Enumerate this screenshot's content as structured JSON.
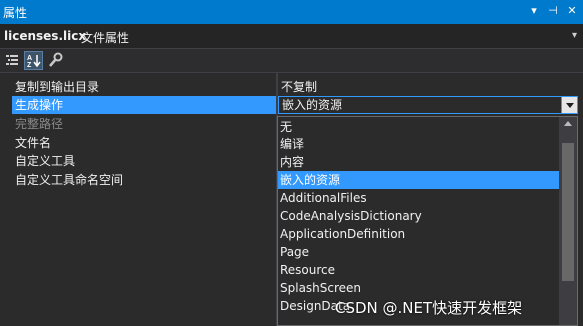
{
  "window": {
    "title": "属性",
    "controls": {
      "dropdown": "▾",
      "pin": "⊣",
      "close": "✕"
    }
  },
  "subject": {
    "name": "licenses.licx",
    "type": "文件属性",
    "dropdown_glyph": "▾"
  },
  "toolbar": {
    "buttons": [
      "categorized-icon",
      "alphabetical-icon",
      "property-pages-icon"
    ]
  },
  "properties": [
    {
      "label": "复制到输出目录",
      "value": "不复制",
      "state": "normal"
    },
    {
      "label": "生成操作",
      "value": "嵌入的资源",
      "state": "selected"
    },
    {
      "label": "完整路径",
      "value": "",
      "state": "disabled"
    },
    {
      "label": "文件名",
      "value": "",
      "state": "normal"
    },
    {
      "label": "自定义工具",
      "value": "",
      "state": "normal"
    },
    {
      "label": "自定义工具命名空间",
      "value": "",
      "state": "normal"
    }
  ],
  "dropdown": {
    "options": [
      "无",
      "编译",
      "内容",
      "嵌入的资源",
      "AdditionalFiles",
      "CodeAnalysisDictionary",
      "ApplicationDefinition",
      "Page",
      "Resource",
      "SplashScreen",
      "DesignData"
    ],
    "highlighted": "嵌入的资源"
  },
  "watermark": "CSDN @.NET快速开发框架",
  "colors": {
    "accent": "#007acc",
    "selection": "#3399ff",
    "background": "#2b2b2b"
  }
}
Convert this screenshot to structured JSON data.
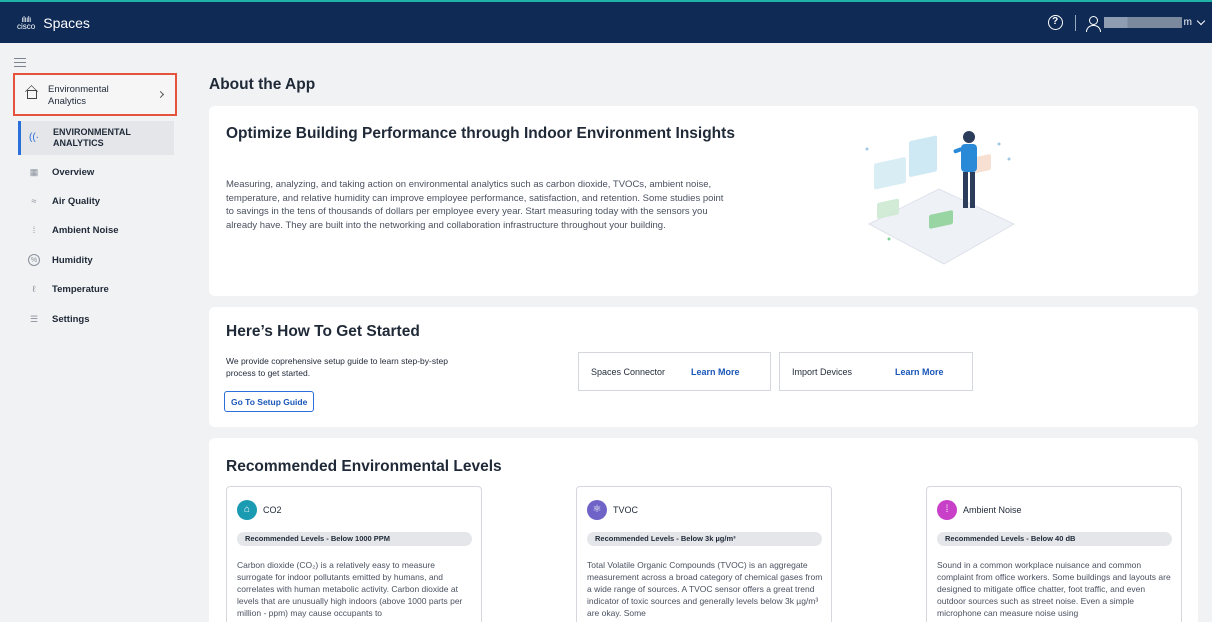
{
  "topbar": {
    "brand_top": "ılıılı",
    "brand_logo_text": "cisco",
    "app_name": "Spaces",
    "help_glyph": "?",
    "user_suffix": "m"
  },
  "sidebar": {
    "app_select_label": "Environmental Analytics",
    "active_label": "ENVIRONMENTAL ANALYTICS",
    "items": [
      {
        "label": "Overview",
        "icon": "grid-icon",
        "glyph": "▦"
      },
      {
        "label": "Air Quality",
        "icon": "air-icon",
        "glyph": "≈"
      },
      {
        "label": "Ambient Noise",
        "icon": "noise-icon",
        "glyph": "⁞"
      },
      {
        "label": "Humidity",
        "icon": "humidity-icon",
        "glyph": "%"
      },
      {
        "label": "Temperature",
        "icon": "thermometer-icon",
        "glyph": "ℓ"
      },
      {
        "label": "Settings",
        "icon": "settings-icon",
        "glyph": "☰"
      }
    ]
  },
  "main": {
    "title": "About the App",
    "about": {
      "heading": "Optimize Building Performance through Indoor Environment Insights",
      "body": "Measuring, analyzing, and taking action on environmental analytics such as carbon dioxide, TVOCs, ambient noise, temperature, and relative humidity can improve employee performance, satisfaction, and retention. Some studies point to savings in the tens of thousands of dollars per employee every year. Start measuring today with the sensors you already have. They are built into the networking and collaboration infrastructure throughout your building."
    },
    "start": {
      "heading": "Here’s How To Get Started",
      "body": "We provide coprehensive setup guide to learn step-by-step process to get started.",
      "button": "Go To Setup Guide",
      "links": [
        {
          "label": "Spaces Connector",
          "link": "Learn More"
        },
        {
          "label": "Import Devices",
          "link": "Learn More"
        }
      ]
    },
    "levels": {
      "heading": "Recommended Environmental Levels",
      "cards": [
        {
          "name": "CO2",
          "icon": "building-icon",
          "glyph": "⌂",
          "color": "#1a9bb2",
          "recommended": "Recommended Levels - Below 1000 PPM",
          "description": "Carbon dioxide (CO₂) is a relatively easy to measure surrogate for indoor pollutants emitted by humans, and correlates with human metabolic activity. Carbon dioxide at levels that are unusually high indoors (above 1000 parts per million - ppm) may cause occupants to"
        },
        {
          "name": "TVOC",
          "icon": "molecule-icon",
          "glyph": "⚛",
          "color": "#6f63c7",
          "recommended": "Recommended Levels - Below 3k µg/m³",
          "description": "Total Volatile Organic Compounds (TVOC) is an aggregate measurement across a broad category of chemical gases from a wide range of sources. A TVOC sensor offers a great trend indicator of toxic sources and generally levels below 3k µg/m³ are okay. Some"
        },
        {
          "name": "Ambient Noise",
          "icon": "soundwave-icon",
          "glyph": "⁞",
          "color": "#c840c8",
          "recommended": "Recommended Levels - Below 40 dB",
          "description": "Sound in a common workplace nuisance and common complaint from office workers. Some buildings and layouts are designed to mitigate office chatter, foot traffic, and even outdoor sources such as street noise. Even a simple microphone can measure noise using"
        }
      ]
    }
  }
}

*****

__Short task__
Which lines include the word "heading"? Copy every one of them.

__The solution__
      "heading": "Optimize Building Performance through Indoor Environment Insights",
      "heading": "Here’s How To Get Started",
      "heading": "Recommended Environmental Levels",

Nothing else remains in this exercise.